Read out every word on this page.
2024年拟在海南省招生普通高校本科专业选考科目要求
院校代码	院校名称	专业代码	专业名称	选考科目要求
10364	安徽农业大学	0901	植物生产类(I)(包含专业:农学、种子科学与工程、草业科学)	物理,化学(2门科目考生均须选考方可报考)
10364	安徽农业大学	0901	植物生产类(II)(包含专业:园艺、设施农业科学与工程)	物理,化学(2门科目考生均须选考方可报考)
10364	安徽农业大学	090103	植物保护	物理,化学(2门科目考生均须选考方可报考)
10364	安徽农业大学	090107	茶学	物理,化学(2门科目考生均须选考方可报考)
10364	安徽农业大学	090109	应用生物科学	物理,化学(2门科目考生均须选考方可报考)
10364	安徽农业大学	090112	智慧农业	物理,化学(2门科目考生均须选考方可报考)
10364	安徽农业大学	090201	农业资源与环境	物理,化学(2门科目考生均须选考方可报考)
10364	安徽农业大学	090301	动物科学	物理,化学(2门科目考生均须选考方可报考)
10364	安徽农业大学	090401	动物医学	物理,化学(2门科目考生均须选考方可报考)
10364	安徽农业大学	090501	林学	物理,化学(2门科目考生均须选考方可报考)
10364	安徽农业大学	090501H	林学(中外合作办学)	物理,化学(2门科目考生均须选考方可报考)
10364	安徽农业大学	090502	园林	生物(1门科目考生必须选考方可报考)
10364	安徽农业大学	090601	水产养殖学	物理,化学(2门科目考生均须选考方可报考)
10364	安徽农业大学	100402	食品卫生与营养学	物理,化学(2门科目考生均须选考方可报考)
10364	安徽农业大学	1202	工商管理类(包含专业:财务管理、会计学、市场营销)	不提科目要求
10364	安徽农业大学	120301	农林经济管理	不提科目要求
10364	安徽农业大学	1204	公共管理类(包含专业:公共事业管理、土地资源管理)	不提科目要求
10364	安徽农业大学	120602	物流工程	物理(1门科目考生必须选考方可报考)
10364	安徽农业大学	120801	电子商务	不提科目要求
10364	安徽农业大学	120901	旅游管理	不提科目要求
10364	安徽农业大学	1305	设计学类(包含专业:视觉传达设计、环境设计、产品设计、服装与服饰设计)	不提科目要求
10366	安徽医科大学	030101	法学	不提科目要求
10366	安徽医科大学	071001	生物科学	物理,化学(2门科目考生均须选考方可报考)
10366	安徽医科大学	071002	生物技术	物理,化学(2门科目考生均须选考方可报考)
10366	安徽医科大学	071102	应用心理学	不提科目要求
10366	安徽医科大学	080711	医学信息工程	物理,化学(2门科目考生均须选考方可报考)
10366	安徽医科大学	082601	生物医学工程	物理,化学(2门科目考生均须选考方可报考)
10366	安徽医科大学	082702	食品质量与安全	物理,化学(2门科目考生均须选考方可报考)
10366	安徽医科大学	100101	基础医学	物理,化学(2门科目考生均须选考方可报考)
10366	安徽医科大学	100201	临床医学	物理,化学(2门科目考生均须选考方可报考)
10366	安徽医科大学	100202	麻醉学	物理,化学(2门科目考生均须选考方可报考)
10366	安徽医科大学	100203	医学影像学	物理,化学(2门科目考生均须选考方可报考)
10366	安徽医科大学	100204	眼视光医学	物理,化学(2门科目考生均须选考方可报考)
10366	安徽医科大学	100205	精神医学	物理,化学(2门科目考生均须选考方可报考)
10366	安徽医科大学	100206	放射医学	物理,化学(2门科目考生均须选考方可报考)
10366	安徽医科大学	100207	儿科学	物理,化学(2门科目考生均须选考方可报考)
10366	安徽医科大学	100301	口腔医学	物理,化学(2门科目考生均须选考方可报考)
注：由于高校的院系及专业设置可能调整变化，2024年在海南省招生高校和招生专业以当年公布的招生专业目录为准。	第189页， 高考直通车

Aim of the exercise:
Your task is to print all of the records exactly.

Correct output:
Read out every word on this page.
2024年拟在海南省招生普通高校本科专业选考科目要求
院校代码	院校名称	专业代码	专业名称	选考科目要求
10364	安徽农业大学	0901	植物生产类(I)(包含专业:农学、种子科学与工程、草业科学)	物理,化学(2门科目考生均须选考方可报考)
10364	安徽农业大学	0901	植物生产类(II)(包含专业:园艺、设施农业科学与工程)	物理,化学(2门科目考生均须选考方可报考)
10364	安徽农业大学	090103	植物保护	物理,化学(2门科目考生均须选考方可报考)
10364	安徽农业大学	090107	茶学	物理,化学(2门科目考生均须选考方可报考)
10364	安徽农业大学	090109	应用生物科学	物理,化学(2门科目考生均须选考方可报考)
10364	安徽农业大学	090112	智慧农业	物理,化学(2门科目考生均须选考方可报考)
10364	安徽农业大学	090201	农业资源与环境	物理,化学(2门科目考生均须选考方可报考)
10364	安徽农业大学	090301	动物科学	物理,化学(2门科目考生均须选考方可报考)
10364	安徽农业大学	090401	动物医学	物理,化学(2门科目考生均须选考方可报考)
10364	安徽农业大学	090501	林学	物理,化学(2门科目考生均须选考方可报考)
10364	安徽农业大学	090501H	林学(中外合作办学)	物理,化学(2门科目考生均须选考方可报考)
10364	安徽农业大学	090502	园林	生物(1门科目考生必须选考方可报考)
10364	安徽农业大学	090601	水产养殖学	物理,化学(2门科目考生均须选考方可报考)
10364	安徽农业大学	100402	食品卫生与营养学	物理,化学(2门科目考生均须选考方可报考)
10364	安徽农业大学	1202	工商管理类(包含专业:财务管理、会计学、市场营销)	不提科目要求
10364	安徽农业大学	120301	农林经济管理	不提科目要求
10364	安徽农业大学	1204	公共管理类(包含专业:公共事业管理、土地资源管理)	不提科目要求
10364	安徽农业大学	120602	物流工程	物理(1门科目考生必须选考方可报考)
10364	安徽农业大学	120801	电子商务	不提科目要求
10364	安徽农业大学	120901	旅游管理	不提科目要求
10364	安徽农业大学	1305	设计学类(包含专业:视觉传达设计、环境设计、产品设计、服装与服饰设计)	不提科目要求
10366	安徽医科大学	030101	法学	不提科目要求
10366	安徽医科大学	071001	生物科学	物理,化学(2门科目考生均须选考方可报考)
10366	安徽医科大学	071002	生物技术	物理,化学(2门科目考生均须选考方可报考)
10366	安徽医科大学	071102	应用心理学	不提科目要求
10366	安徽医科大学	080711	医学信息工程	物理,化学(2门科目考生均须选考方可报考)
10366	安徽医科大学	082601	生物医学工程	物理,化学(2门科目考生均须选考方可报考)
10366	安徽医科大学	082702	食品质量与安全	物理,化学(2门科目考生均须选考方可报考)
10366	安徽医科大学	100101	基础医学	物理,化学(2门科目考生均须选考方可报考)
10366	安徽医科大学	100201	临床医学	物理,化学(2门科目考生均须选考方可报考)
10366	安徽医科大学	100202	麻醉学	物理,化学(2门科目考生均须选考方可报考)
10366	安徽医科大学	100203	医学影像学	物理,化学(2门科目考生均须选考方可报考)
10366	安徽医科大学	100204	眼视光医学	物理,化学(2门科目考生均须选考方可报考)
10366	安徽医科大学	100205	精神医学	物理,化学(2门科目考生均须选考方可报考)
10366	安徽医科大学	100206	放射医学	物理,化学(2门科目考生均须选考方可报考)
10366	安徽医科大学	100207	儿科学	物理,化学(2门科目考生均须选考方可报考)
10366	安徽医科大学	100301	口腔医学	物理,化学(2门科目考生均须选考方可报考)
注：由于高校的院系及专业设置可能调整变化，2024年在海南省招生高校和招生专业以当年公布的招生专业目录为准。	第189页， 高考直通车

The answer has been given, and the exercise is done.